>>>

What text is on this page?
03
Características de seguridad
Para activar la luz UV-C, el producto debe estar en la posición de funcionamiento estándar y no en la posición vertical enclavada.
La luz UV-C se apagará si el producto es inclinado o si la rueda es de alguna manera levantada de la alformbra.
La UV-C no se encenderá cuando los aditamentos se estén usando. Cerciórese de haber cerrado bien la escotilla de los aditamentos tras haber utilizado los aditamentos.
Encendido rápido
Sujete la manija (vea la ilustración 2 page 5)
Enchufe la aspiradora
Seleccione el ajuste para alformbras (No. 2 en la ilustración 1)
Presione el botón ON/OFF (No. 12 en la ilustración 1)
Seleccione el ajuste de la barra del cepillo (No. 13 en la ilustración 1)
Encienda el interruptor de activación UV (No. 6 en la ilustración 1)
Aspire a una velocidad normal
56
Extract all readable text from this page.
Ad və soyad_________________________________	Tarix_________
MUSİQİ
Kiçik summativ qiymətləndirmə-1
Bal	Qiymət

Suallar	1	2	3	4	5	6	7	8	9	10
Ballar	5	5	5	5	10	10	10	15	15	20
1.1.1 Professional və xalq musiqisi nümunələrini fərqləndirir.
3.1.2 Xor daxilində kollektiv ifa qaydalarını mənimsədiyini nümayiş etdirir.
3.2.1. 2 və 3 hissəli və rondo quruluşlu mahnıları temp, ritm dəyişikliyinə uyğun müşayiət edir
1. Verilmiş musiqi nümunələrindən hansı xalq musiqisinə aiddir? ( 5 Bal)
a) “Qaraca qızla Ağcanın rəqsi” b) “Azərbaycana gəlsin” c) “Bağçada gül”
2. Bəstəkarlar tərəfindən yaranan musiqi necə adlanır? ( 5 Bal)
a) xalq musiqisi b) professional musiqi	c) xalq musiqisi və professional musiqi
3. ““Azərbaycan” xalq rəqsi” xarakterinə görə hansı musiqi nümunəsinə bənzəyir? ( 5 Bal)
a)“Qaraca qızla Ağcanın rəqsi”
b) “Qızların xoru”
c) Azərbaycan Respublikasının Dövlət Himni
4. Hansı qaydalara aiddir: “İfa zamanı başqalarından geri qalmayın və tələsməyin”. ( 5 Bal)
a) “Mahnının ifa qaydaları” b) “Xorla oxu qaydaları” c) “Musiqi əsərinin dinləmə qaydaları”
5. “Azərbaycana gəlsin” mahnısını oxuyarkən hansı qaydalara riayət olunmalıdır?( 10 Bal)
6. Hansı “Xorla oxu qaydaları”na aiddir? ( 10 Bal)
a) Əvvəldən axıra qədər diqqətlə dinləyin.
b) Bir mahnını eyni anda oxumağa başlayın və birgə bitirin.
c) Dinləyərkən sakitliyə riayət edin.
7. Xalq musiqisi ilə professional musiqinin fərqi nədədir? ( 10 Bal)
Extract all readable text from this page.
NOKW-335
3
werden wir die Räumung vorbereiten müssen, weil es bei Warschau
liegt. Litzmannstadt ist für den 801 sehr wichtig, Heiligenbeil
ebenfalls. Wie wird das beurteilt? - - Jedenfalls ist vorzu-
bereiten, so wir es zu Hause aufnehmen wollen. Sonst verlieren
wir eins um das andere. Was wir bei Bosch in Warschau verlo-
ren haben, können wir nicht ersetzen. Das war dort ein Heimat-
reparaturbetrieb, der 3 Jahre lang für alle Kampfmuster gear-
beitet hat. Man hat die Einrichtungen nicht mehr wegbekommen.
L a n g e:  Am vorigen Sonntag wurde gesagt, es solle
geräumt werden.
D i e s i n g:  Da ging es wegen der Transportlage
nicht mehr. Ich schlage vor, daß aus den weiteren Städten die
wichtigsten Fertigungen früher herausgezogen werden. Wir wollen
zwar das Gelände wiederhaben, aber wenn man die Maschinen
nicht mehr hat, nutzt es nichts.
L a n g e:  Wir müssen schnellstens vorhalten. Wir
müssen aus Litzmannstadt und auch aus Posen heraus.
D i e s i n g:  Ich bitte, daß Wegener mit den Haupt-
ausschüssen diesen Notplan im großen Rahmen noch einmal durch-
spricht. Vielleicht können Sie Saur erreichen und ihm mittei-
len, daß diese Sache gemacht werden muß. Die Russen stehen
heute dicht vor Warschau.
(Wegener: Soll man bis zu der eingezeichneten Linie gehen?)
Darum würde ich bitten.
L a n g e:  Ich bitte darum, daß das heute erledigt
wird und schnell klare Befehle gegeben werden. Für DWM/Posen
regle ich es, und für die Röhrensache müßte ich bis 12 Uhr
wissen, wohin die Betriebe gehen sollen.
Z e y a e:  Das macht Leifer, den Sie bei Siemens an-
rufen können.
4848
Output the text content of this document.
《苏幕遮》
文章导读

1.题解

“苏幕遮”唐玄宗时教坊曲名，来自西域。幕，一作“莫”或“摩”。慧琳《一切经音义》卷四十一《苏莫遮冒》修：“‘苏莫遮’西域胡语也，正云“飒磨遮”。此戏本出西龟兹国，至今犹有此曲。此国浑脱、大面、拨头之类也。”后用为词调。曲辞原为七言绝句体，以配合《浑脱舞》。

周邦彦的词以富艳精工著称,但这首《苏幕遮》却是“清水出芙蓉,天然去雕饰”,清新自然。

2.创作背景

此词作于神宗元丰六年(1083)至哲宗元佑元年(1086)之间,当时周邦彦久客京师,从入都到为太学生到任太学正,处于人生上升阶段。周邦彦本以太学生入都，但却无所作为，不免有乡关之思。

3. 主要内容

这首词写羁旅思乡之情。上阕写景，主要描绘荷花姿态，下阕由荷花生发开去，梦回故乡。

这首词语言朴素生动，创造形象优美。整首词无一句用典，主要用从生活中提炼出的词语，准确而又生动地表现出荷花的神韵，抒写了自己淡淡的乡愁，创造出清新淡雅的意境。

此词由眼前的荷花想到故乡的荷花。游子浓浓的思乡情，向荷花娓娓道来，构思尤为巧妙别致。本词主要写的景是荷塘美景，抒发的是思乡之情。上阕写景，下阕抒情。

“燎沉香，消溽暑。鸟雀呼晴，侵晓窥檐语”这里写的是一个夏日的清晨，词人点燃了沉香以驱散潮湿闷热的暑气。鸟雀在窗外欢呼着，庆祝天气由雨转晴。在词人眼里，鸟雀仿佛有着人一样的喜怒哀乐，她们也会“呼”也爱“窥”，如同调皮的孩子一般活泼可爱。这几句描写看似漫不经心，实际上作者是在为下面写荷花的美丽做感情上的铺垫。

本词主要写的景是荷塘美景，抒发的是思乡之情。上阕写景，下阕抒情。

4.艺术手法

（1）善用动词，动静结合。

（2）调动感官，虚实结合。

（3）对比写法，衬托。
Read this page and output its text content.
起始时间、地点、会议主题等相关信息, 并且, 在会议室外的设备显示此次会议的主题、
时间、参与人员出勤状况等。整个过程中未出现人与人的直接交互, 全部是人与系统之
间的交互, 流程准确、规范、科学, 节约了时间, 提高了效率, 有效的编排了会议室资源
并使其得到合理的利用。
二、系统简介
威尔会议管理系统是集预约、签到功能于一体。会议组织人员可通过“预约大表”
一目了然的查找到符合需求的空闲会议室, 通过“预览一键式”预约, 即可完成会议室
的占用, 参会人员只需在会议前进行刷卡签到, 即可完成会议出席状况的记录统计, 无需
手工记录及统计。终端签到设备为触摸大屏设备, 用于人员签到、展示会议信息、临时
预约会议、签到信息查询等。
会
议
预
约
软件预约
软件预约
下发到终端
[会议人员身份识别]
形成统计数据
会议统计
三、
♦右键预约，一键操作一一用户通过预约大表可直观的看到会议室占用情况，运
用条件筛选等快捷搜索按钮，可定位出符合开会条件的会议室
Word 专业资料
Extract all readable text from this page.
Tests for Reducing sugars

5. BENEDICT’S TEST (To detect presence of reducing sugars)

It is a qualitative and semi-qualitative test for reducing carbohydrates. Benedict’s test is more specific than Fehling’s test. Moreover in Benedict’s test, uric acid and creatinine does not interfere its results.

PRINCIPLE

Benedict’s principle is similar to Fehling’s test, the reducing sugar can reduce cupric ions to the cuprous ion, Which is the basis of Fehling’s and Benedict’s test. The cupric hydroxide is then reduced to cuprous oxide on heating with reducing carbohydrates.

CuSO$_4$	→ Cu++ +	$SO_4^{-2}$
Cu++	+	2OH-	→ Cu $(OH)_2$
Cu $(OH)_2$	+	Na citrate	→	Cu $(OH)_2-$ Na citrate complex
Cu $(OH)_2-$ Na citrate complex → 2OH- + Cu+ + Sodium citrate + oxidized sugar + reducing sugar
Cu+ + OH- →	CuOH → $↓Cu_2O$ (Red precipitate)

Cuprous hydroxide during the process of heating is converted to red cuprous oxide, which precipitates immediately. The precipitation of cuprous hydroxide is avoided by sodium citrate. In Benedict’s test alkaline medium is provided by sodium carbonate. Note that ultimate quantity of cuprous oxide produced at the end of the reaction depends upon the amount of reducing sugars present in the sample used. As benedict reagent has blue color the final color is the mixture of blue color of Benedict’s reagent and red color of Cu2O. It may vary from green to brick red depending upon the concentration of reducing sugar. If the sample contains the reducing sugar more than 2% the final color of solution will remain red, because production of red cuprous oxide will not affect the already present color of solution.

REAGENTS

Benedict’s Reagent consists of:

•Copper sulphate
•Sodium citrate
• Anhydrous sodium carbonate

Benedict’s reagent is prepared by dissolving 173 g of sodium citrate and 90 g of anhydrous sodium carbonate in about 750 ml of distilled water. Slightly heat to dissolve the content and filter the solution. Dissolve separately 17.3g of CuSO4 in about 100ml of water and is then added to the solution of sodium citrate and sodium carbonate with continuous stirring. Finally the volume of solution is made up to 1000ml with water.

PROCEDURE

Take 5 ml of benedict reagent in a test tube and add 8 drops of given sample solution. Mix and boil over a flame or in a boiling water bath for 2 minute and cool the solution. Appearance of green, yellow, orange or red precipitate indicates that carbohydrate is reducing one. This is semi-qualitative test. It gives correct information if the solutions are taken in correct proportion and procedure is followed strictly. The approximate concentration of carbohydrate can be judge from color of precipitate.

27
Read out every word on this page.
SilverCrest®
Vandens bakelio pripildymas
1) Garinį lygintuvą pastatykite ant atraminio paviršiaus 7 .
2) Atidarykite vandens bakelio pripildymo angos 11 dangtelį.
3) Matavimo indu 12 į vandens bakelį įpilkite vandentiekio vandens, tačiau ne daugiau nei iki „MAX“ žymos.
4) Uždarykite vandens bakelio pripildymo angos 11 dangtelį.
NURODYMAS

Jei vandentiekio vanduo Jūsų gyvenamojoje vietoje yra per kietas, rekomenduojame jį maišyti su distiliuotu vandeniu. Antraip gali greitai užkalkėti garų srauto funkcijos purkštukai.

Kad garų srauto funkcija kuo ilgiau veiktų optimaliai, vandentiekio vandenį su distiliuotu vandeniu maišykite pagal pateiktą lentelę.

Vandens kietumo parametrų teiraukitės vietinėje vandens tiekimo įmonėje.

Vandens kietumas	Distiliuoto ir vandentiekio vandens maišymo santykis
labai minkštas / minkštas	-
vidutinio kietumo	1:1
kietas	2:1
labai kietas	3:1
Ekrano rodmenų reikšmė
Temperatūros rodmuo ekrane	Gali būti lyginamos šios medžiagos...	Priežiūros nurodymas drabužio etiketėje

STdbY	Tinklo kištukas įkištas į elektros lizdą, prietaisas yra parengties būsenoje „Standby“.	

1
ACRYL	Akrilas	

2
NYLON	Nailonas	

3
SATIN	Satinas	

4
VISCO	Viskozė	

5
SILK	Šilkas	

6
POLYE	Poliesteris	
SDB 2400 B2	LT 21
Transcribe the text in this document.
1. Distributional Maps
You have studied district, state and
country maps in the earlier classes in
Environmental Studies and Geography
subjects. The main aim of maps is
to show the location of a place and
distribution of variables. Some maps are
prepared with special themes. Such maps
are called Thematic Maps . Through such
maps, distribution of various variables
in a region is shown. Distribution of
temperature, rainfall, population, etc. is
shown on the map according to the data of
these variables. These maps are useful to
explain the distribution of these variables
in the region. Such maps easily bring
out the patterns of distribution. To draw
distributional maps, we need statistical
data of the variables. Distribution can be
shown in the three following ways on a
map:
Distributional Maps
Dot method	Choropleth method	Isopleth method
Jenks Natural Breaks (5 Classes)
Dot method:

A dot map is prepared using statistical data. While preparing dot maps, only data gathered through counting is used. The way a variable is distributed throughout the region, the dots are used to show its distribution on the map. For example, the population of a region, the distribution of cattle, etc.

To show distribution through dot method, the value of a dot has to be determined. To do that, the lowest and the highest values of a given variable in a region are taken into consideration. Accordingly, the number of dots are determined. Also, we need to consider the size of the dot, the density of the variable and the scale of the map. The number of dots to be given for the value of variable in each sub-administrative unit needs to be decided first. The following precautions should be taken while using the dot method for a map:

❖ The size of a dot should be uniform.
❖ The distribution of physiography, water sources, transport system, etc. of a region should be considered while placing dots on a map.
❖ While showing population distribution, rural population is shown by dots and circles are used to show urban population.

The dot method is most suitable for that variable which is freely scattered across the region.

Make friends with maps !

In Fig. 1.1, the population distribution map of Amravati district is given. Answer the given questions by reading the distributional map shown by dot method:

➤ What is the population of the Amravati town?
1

<<<

## EXERCISE INSTRUCTIONS
From the records above, pull out each line that has "wollen".

## THE ANSWER
bereiten, so wir es zu Hause aufnehmen wollen. Sonst verlieren
wichtigsten Fertigungen früher herausgezogen werden. Wir wollen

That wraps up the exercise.